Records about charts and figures

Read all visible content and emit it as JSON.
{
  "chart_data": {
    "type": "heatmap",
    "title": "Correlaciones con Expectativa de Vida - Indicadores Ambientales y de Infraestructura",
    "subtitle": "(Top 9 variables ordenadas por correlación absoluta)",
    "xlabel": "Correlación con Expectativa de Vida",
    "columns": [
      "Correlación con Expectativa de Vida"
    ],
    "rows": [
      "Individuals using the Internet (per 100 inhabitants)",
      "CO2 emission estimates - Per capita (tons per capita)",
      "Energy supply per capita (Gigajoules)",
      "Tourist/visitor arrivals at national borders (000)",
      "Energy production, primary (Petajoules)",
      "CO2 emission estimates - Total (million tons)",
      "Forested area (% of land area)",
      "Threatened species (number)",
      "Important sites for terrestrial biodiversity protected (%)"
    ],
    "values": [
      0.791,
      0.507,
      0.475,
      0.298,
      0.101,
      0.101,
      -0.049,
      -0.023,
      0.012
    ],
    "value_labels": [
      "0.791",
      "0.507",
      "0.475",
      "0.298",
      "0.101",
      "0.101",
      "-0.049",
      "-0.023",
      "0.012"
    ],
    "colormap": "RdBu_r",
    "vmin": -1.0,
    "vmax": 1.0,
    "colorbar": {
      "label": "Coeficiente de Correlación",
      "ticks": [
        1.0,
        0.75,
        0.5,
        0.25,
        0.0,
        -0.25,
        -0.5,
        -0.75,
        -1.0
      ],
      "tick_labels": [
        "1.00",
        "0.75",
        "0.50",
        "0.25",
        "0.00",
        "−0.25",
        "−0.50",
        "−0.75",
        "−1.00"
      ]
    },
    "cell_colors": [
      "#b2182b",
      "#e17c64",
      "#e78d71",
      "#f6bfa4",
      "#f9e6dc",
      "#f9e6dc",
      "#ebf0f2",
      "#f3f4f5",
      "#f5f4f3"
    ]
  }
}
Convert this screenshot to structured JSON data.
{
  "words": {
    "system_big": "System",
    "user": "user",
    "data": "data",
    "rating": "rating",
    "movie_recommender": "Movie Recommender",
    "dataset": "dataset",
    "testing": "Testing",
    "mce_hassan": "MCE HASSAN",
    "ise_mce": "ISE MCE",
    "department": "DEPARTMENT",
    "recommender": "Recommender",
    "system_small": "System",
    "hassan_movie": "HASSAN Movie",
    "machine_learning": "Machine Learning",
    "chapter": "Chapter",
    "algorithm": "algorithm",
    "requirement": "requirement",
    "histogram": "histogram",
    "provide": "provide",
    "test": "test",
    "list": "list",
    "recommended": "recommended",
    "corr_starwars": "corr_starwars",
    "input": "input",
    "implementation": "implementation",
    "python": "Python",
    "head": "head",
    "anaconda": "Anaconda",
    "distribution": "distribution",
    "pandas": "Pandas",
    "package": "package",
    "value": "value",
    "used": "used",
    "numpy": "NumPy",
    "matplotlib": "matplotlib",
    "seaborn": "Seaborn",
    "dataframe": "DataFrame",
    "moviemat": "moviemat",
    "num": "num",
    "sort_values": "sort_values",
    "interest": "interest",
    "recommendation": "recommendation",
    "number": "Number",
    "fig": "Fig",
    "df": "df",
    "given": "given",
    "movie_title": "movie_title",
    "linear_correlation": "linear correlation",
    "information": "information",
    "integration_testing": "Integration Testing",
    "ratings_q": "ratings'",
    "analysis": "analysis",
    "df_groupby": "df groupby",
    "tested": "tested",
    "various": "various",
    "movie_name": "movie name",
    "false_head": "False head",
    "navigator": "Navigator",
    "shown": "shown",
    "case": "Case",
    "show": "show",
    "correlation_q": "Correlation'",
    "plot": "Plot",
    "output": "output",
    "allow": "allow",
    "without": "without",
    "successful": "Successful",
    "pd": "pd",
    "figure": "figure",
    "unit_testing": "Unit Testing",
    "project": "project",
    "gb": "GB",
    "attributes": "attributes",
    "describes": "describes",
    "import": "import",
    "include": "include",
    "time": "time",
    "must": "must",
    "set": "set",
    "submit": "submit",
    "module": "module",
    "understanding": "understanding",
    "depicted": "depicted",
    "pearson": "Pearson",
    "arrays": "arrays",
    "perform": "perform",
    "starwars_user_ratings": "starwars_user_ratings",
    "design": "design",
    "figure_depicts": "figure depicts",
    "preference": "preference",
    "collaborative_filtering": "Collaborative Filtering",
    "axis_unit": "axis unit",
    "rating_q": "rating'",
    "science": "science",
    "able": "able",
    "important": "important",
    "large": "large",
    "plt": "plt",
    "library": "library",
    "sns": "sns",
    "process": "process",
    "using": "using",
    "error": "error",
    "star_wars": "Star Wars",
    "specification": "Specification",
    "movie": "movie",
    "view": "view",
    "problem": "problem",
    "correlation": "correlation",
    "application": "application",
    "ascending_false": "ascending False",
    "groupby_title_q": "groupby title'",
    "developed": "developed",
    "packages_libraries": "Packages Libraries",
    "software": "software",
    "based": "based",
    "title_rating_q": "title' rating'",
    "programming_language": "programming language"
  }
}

## The request
Go through the material line by line. Show each line that contains the string "groupby".

## Answer
    "df_groupby": "df groupby",
    "groupby_title_q": "groupby title'",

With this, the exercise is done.